[BEGIN PAGE EXCERPT]
Most approval workflows fail because they're either too rigid (people work around them) or too loose (nobody actually approves). Here's how to design ones that survive contact with reality.

Building an Approval Workflow That Actually Works

A workflow that is bypassed is worse than no workflow — it gives the illusion of control while delivering none. This guide is about designing workflows that people use, not workflows that exist on paper.

The five questions to ask before designing

  1. What's the worst that happens if this isn't approved? If “nothing material”, the workflow may not be needed.
  2. Who has the authority and the information to approve? Often these are different people. Both must be in the loop.
  3. What's the realistic SLA? Not the aspirational one. The realistic one. Design to that.
  4. What happens when the approver is unavailable? Always. Design the delegation path.
  5. How will we know if the workflow is working? Define the metric before you build.

The four common failure modes

Failure mode 1 — The CFO bottleneck

Every approval ends up at the CFO regardless of value. The CFO becomes the bottleneck; the organisation grinds.

Fix: Threshold-based conditional routing. Under KES 100K, line manager approves. KES 100K-500K, department head. Over KES 500K, CFO. Adjust thresholds quarterly based on actual volume distribution.

Failure mode 2 — The serial chain

Approval requires Person A then Person B then Person C, in sequence. Total cycle time is the sum of three response times.

Fix: Use parallel approval where possible. If A, B, and C can each independently approve, route to them in parallel; collect all responses.

Failure mode 3 — The “everyone CC'd, nobody decides”

The approval is sent to a distribution list. Everyone assumes someone else will approve.

Fix: Single named approver per node. If the approval is meant to be collective, use a “majority of named approvers” rule, not a CC-everyone scattergun.

Failure mode 4 — The silent rejection

Approver rejects without explanation. Submitter doesn't know why. Iterates randomly. Cycle repeats.

Fix: Make rejection comments mandatory (Papyrus enforces this). Rejection is more expensive for the approver than approval, deliberately.

The workflow design checklist

Before deploying any workflow:

  • Each step has a single, named approver (or a deterministic rule for resolving)
  • Each step has an explicit SLA
  • Each step has a delegate path for OOO scenarios
  • Conditional branches (if any) use extracted document metadata, not human judgement
  • Parallel nodes used where serial isn't required
  • Rejection requires a comment
  • Approval optionally allows a comment (encourage it)
  • Escalation chain defined for SLA breach
  • Notifications configured per step (in-app + email at minimum)
[END PAGE EXCERPT]
[BEGIN EXTRACTED INFORMATION]
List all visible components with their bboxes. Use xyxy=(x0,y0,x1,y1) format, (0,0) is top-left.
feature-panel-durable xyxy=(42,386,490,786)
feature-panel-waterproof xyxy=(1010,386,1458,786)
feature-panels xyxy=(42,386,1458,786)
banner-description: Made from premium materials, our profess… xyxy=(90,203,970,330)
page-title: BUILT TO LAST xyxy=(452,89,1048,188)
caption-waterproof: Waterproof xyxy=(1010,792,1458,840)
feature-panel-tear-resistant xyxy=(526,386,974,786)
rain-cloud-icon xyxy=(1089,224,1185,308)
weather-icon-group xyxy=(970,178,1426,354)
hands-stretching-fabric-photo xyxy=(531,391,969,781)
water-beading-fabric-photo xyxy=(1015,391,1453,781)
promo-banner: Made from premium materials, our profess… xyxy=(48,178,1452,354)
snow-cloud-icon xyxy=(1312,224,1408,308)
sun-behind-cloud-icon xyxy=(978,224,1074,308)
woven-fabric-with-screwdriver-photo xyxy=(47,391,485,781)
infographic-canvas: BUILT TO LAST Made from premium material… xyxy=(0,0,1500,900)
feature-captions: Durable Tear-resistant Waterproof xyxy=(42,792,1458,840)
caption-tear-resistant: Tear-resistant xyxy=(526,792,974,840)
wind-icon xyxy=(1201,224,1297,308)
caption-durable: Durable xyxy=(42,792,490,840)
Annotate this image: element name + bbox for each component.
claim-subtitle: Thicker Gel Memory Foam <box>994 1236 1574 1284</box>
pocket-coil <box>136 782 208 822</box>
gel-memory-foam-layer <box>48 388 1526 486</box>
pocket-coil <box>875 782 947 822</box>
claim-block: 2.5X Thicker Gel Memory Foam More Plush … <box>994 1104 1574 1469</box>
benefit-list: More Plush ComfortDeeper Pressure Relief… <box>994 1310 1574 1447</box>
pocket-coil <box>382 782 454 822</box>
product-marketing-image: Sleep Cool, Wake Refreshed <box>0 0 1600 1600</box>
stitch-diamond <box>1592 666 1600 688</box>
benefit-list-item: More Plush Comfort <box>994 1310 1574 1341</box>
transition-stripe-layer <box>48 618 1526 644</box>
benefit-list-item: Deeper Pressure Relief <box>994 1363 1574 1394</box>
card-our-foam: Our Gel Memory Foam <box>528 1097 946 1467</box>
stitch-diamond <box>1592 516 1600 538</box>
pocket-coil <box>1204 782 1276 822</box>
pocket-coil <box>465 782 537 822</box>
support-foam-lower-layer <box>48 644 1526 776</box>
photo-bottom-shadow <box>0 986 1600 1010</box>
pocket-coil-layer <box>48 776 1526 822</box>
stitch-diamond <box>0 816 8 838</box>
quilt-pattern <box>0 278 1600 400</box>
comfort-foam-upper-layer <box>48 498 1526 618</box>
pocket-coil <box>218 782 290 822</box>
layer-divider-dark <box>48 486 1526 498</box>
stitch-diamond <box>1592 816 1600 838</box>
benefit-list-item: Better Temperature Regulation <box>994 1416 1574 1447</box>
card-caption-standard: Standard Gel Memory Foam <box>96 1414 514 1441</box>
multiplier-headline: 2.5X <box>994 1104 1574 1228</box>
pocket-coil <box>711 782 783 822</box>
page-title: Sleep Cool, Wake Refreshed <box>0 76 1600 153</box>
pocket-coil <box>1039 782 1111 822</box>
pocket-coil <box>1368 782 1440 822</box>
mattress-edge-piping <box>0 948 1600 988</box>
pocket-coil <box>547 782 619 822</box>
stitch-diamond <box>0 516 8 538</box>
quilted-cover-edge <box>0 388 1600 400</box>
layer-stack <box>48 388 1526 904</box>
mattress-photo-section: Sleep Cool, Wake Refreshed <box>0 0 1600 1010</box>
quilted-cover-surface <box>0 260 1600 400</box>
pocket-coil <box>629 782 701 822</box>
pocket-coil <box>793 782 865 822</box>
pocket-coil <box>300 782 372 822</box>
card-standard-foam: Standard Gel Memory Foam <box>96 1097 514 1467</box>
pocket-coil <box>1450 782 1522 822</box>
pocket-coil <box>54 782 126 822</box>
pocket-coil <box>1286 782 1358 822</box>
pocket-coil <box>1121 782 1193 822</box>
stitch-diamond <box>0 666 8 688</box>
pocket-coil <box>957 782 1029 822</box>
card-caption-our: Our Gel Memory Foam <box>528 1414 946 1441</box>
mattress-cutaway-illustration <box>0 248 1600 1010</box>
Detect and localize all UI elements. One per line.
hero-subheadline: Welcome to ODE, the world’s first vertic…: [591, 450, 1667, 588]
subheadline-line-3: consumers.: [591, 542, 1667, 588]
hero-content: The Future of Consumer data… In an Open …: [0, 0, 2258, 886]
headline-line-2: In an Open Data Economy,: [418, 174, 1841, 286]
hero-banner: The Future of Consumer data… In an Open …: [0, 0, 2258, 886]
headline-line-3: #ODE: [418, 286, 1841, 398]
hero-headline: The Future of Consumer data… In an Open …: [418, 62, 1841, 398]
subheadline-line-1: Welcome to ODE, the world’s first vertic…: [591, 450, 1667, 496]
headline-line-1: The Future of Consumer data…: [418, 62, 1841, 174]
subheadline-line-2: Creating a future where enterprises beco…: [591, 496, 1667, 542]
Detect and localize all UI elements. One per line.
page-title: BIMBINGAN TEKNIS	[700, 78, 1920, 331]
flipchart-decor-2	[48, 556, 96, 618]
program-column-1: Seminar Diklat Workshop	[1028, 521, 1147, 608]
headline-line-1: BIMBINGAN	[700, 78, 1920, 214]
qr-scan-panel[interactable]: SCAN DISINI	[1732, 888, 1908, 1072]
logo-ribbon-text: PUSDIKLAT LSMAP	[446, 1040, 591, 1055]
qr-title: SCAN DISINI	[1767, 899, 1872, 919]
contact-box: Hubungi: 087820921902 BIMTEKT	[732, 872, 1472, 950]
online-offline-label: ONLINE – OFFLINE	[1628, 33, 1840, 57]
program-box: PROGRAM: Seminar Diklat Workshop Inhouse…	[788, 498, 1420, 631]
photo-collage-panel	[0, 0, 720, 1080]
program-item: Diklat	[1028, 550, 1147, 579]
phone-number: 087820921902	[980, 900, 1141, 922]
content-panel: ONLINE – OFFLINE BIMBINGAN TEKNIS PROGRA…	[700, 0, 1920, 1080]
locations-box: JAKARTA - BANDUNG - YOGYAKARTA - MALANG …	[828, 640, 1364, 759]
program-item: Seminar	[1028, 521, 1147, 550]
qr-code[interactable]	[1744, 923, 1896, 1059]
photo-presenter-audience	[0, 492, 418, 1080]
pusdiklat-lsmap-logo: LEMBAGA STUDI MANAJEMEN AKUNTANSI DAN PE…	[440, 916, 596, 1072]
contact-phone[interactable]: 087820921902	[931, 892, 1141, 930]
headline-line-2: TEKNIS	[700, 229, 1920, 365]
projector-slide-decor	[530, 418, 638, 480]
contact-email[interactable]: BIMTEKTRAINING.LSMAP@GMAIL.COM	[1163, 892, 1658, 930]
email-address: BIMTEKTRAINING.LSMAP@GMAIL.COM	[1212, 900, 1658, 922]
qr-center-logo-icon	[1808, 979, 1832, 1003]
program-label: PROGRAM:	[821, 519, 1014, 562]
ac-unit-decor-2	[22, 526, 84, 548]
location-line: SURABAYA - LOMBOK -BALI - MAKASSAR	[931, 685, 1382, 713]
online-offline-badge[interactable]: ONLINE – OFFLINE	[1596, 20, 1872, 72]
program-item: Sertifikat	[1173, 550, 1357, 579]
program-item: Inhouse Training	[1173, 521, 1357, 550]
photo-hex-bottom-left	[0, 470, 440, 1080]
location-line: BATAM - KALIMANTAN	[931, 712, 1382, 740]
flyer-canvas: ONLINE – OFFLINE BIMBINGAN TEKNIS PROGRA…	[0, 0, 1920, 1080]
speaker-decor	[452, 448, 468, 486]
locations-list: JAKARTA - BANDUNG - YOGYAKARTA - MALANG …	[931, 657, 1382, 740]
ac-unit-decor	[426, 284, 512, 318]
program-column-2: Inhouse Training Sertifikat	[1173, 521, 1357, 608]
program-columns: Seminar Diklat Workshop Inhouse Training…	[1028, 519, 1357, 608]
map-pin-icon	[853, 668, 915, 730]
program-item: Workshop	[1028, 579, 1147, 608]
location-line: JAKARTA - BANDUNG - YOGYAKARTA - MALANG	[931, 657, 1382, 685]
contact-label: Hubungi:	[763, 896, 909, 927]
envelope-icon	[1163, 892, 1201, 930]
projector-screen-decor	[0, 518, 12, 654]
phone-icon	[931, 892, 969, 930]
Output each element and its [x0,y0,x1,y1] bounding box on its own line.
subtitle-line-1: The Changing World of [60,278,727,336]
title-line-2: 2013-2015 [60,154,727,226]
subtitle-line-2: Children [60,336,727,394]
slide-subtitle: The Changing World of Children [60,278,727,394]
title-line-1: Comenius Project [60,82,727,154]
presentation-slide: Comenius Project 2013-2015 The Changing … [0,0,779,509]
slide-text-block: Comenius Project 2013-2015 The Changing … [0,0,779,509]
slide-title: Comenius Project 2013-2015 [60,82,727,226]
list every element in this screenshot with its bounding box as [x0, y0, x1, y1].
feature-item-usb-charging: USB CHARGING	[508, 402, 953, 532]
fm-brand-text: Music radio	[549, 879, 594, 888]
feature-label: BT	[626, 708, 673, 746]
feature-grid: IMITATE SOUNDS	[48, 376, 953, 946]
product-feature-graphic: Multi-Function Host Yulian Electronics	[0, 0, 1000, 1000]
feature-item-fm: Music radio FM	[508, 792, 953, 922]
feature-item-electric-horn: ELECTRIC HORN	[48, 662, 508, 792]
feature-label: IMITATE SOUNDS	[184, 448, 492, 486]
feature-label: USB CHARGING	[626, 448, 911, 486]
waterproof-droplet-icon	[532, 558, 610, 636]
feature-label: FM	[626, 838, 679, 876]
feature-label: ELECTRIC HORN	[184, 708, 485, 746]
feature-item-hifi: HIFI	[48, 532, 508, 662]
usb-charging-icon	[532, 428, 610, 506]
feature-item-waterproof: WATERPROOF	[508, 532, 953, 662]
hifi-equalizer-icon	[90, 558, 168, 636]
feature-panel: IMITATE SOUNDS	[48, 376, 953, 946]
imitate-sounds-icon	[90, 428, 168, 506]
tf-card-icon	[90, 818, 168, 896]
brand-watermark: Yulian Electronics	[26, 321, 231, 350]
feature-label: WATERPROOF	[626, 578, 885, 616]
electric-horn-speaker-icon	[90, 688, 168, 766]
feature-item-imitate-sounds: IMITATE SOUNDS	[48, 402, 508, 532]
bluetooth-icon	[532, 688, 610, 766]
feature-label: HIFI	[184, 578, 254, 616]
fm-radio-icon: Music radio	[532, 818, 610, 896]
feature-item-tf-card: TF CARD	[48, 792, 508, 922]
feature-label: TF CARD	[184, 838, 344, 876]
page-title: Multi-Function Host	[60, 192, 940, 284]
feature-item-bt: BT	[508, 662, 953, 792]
[END EXTRACTED INFORMATION]
JOBS -
a) Answer these questions from the approval workflow guide:
(i) Under threshold-based routing, who approves amounts from KES 100K to 500K?
(ii) In a serial chain of three approvers, what does total cycle time equal?
(iii) What is the minimum notification setup for each step?
b) Decide whether each statement agrees with the approval workflow guide. Answer yes or no, and quote the words that decide it.
(i) Approval thresholds should be revised once a year.
(ii) An approver must leave a comment when rejecting.
(iii) Conditional branches should be decided by human judgement.
c) Write the next passage of the approval workflow guide, picking up after its final checklist item.
The entries come from a separate source.

WRITTEN RESPONSES -
a)
(i) The department head.
(ii) The sum of three response times.
(iii) In-app plus email.

b)
(i) No: "Adjust thresholds quarterly based on actual volume distribution."
(ii) Yes: "Make rejection comments mandatory"
(iii) No: "Conditional branches (if any) use extracted document metadata, not human judgement"

c)
  • Email approval link works for non-Papyrus-native users
  • Workflow analytics enabled so you can measure later

SLA design

The realistic SLA framework:

  • Same-business-day approvals: Reserve for genuinely urgent (security incident response, emergency procurement). Most “urgent” isn't.
  • 24-hour SLA: Routine high-volume (invoice approval under threshold, leave requests under 5 days)
  • 48-hour SLA: Standard commercial (contract review, mid-value invoices, departmental policy)
  • 5-business-day SLA: Strategic (large contract execution, capital approval, hiring sign-off)

Allowances:

  • Add 24h to any SLA crossing a weekend
  • Add the holiday duration if it spans a Kenyan public holiday
  • Don't tell users you've done this — they should see the deadline date, not the math

Escalation chain

When the SLA is missed:

  • At 80% of SLA: Reminder to the approver
  • At 100% of SLA: Escalation notification to the approver's manager
  • At 150% of SLA: Tenant Admin alert; workflow flagged as breached
  • At 200% of SLA: Workflow Designer reviews; either re-routes or marks the approver as a structural bottleneck

The chain is not punitive — it's informational. Bottleneck identification is a data-driven exercise.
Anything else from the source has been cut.